#### Collection entries
_ _ _ _

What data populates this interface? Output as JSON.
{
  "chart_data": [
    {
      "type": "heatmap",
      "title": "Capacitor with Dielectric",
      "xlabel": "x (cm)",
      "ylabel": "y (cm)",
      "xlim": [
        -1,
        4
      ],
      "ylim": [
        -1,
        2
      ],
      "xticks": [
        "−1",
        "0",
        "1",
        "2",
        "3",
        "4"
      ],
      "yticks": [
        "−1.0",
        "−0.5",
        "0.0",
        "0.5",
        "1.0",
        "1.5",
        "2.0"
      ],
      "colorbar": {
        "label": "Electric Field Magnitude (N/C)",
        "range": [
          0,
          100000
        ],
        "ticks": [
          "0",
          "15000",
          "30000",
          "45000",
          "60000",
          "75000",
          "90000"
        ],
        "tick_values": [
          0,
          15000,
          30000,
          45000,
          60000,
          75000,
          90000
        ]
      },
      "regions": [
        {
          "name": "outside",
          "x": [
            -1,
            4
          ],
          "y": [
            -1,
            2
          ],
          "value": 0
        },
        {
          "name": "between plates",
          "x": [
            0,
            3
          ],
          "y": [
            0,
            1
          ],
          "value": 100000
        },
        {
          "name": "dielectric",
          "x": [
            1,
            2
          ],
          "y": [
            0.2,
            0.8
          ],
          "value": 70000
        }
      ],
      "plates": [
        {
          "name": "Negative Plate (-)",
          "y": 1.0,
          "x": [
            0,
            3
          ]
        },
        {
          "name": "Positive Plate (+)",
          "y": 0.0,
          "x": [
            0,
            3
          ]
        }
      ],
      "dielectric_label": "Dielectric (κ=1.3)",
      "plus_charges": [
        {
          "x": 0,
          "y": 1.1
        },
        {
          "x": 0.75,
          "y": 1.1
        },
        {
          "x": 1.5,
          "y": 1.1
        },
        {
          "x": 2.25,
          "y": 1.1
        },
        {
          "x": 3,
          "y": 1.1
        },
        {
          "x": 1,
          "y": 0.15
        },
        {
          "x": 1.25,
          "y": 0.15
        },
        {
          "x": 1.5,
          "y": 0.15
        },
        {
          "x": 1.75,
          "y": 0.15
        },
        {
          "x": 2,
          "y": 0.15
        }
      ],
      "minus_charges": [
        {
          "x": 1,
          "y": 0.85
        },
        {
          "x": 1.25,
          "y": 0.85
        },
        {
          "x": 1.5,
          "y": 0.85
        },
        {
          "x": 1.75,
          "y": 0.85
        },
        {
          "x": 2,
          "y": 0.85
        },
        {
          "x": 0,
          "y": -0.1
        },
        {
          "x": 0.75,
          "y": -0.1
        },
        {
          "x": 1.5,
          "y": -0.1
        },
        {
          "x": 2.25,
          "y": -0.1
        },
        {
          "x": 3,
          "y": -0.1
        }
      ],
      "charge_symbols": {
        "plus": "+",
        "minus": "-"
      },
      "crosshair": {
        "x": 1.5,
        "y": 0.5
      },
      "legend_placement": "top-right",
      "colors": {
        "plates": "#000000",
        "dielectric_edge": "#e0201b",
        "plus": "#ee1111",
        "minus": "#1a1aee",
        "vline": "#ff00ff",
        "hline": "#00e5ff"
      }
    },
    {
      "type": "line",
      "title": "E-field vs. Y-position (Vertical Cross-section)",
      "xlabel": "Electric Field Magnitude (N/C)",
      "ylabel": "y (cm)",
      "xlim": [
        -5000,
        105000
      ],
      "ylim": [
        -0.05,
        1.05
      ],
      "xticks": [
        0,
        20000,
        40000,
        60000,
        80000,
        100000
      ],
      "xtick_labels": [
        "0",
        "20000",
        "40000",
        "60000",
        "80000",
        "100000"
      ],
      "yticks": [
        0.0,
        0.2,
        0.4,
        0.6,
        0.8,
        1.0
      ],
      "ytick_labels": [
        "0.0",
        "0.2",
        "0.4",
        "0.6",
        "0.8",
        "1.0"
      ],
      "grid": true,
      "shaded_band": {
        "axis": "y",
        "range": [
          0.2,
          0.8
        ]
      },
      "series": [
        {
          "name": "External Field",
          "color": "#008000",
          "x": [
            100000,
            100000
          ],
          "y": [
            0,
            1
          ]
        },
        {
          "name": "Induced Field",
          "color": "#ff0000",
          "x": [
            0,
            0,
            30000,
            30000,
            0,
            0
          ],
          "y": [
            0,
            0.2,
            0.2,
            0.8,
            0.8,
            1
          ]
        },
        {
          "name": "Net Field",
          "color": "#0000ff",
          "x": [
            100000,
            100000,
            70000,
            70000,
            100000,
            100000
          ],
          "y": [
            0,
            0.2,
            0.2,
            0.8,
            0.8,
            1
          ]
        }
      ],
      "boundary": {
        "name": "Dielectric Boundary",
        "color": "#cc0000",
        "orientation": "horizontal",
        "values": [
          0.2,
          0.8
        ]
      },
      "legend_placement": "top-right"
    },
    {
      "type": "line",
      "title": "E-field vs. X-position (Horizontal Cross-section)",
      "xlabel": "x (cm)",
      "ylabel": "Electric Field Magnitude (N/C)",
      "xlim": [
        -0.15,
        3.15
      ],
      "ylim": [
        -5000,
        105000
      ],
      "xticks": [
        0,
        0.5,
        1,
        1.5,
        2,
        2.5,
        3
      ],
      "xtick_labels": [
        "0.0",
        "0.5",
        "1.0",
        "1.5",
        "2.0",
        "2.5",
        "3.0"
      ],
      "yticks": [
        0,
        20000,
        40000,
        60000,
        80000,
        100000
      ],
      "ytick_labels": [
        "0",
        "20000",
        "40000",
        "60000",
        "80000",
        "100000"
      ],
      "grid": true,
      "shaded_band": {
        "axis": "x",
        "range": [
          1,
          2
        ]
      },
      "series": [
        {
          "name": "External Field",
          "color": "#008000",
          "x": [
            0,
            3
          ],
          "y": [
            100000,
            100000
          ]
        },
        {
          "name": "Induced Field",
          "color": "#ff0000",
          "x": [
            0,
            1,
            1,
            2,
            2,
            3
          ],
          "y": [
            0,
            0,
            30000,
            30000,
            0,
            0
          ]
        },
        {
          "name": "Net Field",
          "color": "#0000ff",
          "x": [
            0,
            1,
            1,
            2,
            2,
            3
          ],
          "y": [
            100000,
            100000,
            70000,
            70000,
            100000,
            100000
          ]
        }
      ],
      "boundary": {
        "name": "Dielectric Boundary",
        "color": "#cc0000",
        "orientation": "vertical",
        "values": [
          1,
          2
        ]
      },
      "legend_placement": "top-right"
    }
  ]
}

_ _ _ _

#### THE PROBLEM
Each record should come back exactly as written.

#### ANSWER FOR THE TASK
What data populates this interface? Output as JSON.
{
  "chart_data": [
    {
      "type": "heatmap",
      "title": "Capacitor with Dielectric",
      "xlabel": "x (cm)",
      "ylabel": "y (cm)",
      "xlim": [
        -1,
        4
      ],
      "ylim": [
        -1,
        2
      ],
      "xticks": [
        "−1",
        "0",
        "1",
        "2",
        "3",
        "4"
      ],
      "yticks": [
        "−1.0",
        "−0.5",
        "0.0",
        "0.5",
        "1.0",
        "1.5",
        "2.0"
      ],
      "colorbar": {
        "label": "Electric Field Magnitude (N/C)",
        "range": [
          0,
          100000
        ],
        "ticks": [
          "0",
          "15000",
          "30000",
          "45000",
          "60000",
          "75000",
          "90000"
        ],
        "tick_values": [
          0,
          15000,
          30000,
          45000,
          60000,
          75000,
          90000
        ]
      },
      "regions": [
        {
          "name": "outside",
          "x": [
            -1,
            4
          ],
          "y": [
            -1,
            2
          ],
          "value": 0
        },
        {
          "name": "between plates",
          "x": [
            0,
            3
          ],
          "y": [
            0,
            1
          ],
          "value": 100000
        },
        {
          "name": "dielectric",
          "x": [
            1,
            2
          ],
          "y": [
            0.2,
            0.8
          ],
          "value": 70000
        }
      ],
      "plates": [
        {
          "name": "Negative Plate (-)",
          "y": 1.0,
          "x": [
            0,
            3
          ]
        },
        {
          "name": "Positive Plate (+)",
          "y": 0.0,
          "x": [
            0,
            3
          ]
        }
      ],
      "dielectric_label": "Dielectric (κ=1.3)",
      "plus_charges": [
        {
          "x": 0,
          "y": 1.1
        },
        {
          "x": 0.75,
          "y": 1.1
        },
        {
          "x": 1.5,
          "y": 1.1
        },
        {
          "x": 2.25,
          "y": 1.1
        },
        {
          "x": 3,
          "y": 1.1
        },
        {
          "x": 1,
          "y": 0.15
        },
        {
          "x": 1.25,
          "y": 0.15
        },
        {
          "x": 1.5,
          "y": 0.15
        },
        {
          "x": 1.75,
          "y": 0.15
        },
        {
          "x": 2,
          "y": 0.15
        }
      ],
      "minus_charges": [
        {
          "x": 1,
          "y": 0.85
        },
        {
          "x": 1.25,
          "y": 0.85
        },
        {
          "x": 1.5,
          "y": 0.85
        },
        {
          "x": 1.75,
          "y": 0.85
        },
        {
          "x": 2,
          "y": 0.85
        },
        {
          "x": 0,
          "y": -0.1
        },
        {
          "x": 0.75,
          "y": -0.1
        },
        {
          "x": 1.5,
          "y": -0.1
        },
        {
          "x": 2.25,
          "y": -0.1
        },
        {
          "x": 3,
          "y": -0.1
        }
      ],
      "charge_symbols": {
        "plus": "+",
        "minus": "-"
      },
      "crosshair": {
        "x": 1.5,
        "y": 0.5
      },
      "legend_placement": "top-right",
      "colors": {
        "plates": "#000000",
        "dielectric_edge": "#e0201b",
        "plus": "#ee1111",
        "minus": "#1a1aee",
        "vline": "#ff00ff",
        "hline": "#00e5ff"
      }
    },
    {
      "type": "line",
      "title": "E-field vs. Y-position (Vertical Cross-section)",
      "xlabel": "Electric Field Magnitude (N/C)",
      "ylabel": "y (cm)",
      "xlim": [
        -5000,
        105000
      ],
      "ylim": [
        -0.05,
        1.05
      ],
      "xticks": [
        0,
        20000,
        40000,
        60000,
        80000,
        100000
      ],
      "xtick_labels": [
        "0",
        "20000",
        "40000",
        "60000",
        "80000",
        "100000"
      ],
      "yticks": [
        0.0,
        0.2,
        0.4,
        0.6,
        0.8,
        1.0
      ],
      "ytick_labels": [
        "0.0",
        "0.2",
        "0.4",
        "0.6",
        "0.8",
        "1.0"
      ],
      "grid": true,
      "shaded_band": {
        "axis": "y",
        "range": [
          0.2,
          0.8
        ]
      },
      "series": [
        {
          "name": "External Field",
          "color": "#008000",
          "x": [
            100000,
            100000
          ],
          "y": [
            0,
            1
          ]
        },
        {
          "name": "Induced Field",
          "color": "#ff0000",
          "x": [
            0,
            0,
            30000,
            30000,
            0,
            0
          ],
          "y": [
            0,
            0.2,
            0.2,
            0.8,
            0.8,
            1
          ]
        },
        {
          "name": "Net Field",
          "color": "#0000ff",
          "x": [
            100000,
            100000,
            70000,
            70000,
            100000,
            100000
          ],
          "y": [
            0,
            0.2,
            0.2,
            0.8,
            0.8,
            1
          ]
        }
      ],
      "boundary": {
        "name": "Dielectric Boundary",
        "color": "#cc0000",
        "orientation": "horizontal",
        "values": [
          0.2,
          0.8
        ]
      },
      "legend_placement": "top-right"
    },
    {
      "type": "line",
      "title": "E-field vs. X-position (Horizontal Cross-section)",
      "xlabel": "x (cm)",
      "ylabel": "Electric Field Magnitude (N/C)",
      "xlim": [
        -0.15,
        3.15
      ],
      "ylim": [
        -5000,
        105000
      ],
      "xticks": [
        0,
        0.5,
        1,
        1.5,
        2,
        2.5,
        3
      ],
      "xtick_labels": [
        "0.0",
        "0.5",
        "1.0",
        "1.5",
        "2.0",
        "2.5",
        "3.0"
      ],
      "yticks": [
        0,
        20000,
        40000,
        60000,
        80000,
        100000
      ],
      "ytick_labels": [
        "0",
        "20000",
        "40000",
        "60000",
        "80000",
        "100000"
      ],
      "grid": true,
      "shaded_band": {
        "axis": "x",
        "range": [
          1,
          2
        ]
      },
      "series": [
        {
          "name": "External Field",
          "color": "#008000",
          "x": [
            0,
            3
          ],
          "y": [
            100000,
            100000
          ]
        },
        {
          "name": "Induced Field",
          "color": "#ff0000",
          "x": [
            0,
            1,
            1,
            2,
            2,
            3
          ],
          "y": [
            0,
            0,
            30000,
            30000,
            0,
            0
          ]
        },
        {
          "name": "Net Field",
          "color": "#0000ff",
          "x": [
            0,
            1,
            1,
            2,
            2,
            3
          ],
          "y": [
            100000,
            100000,
            70000,
            70000,
            100000,
            100000
          ]
        }
      ],
      "boundary": {
        "name": "Dielectric Boundary",
        "color": "#cc0000",
        "orientation": "vertical",
        "values": [
          1,
          2
        ]
      },
      "legend_placement": "top-right"
    }
  ]
}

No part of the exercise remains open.